[Stored data entries]
--- --- ---
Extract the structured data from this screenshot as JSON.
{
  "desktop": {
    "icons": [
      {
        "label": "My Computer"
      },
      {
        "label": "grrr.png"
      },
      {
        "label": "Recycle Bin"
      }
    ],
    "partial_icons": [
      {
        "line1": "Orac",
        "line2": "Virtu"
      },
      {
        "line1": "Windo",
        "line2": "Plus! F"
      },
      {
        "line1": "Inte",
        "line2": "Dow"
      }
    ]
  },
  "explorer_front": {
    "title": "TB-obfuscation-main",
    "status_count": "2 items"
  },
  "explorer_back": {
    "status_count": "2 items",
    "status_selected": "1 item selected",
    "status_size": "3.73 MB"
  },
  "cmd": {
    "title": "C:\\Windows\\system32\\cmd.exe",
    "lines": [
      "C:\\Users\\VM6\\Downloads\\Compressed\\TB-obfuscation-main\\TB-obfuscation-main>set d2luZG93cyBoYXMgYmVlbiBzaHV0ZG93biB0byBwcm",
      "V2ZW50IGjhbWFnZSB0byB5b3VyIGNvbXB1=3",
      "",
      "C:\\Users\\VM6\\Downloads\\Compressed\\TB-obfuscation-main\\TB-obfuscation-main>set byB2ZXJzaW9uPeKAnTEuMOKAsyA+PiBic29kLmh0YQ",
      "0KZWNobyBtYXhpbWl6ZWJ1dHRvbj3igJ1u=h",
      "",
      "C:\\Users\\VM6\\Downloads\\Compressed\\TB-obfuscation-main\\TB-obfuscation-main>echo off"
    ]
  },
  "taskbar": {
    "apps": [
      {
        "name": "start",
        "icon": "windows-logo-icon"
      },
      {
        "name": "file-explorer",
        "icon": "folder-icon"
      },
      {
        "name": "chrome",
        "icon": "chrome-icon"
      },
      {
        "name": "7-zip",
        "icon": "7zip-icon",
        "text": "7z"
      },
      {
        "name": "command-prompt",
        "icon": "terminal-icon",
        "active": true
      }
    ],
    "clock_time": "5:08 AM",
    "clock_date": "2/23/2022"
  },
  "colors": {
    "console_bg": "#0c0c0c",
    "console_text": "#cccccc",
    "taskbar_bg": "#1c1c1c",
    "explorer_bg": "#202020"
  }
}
--- --- ---
• [What needs to be done] Where a line of the entries contains the word "main", copy that line.

• [Result for this task]
    "title": "TB-obfuscation-main",
      "C:\\Users\\VM6\\Downloads\\Compressed\\TB-obfuscation-main\\TB-obfuscation-main>set d2luZG93cyBoYXMgYmVlbiBzaHV0ZG93biB0byBwcm",
      "C:\\Users\\VM6\\Downloads\\Compressed\\TB-obfuscation-main\\TB-obfuscation-main>set byB2ZXJzaW9uPeKAnTEuMOKAsyA+PiBic29kLmh0YQ",
      "C:\\Users\\VM6\\Downloads\\Compressed\\TB-obfuscation-main\\TB-obfuscation-main>echo off"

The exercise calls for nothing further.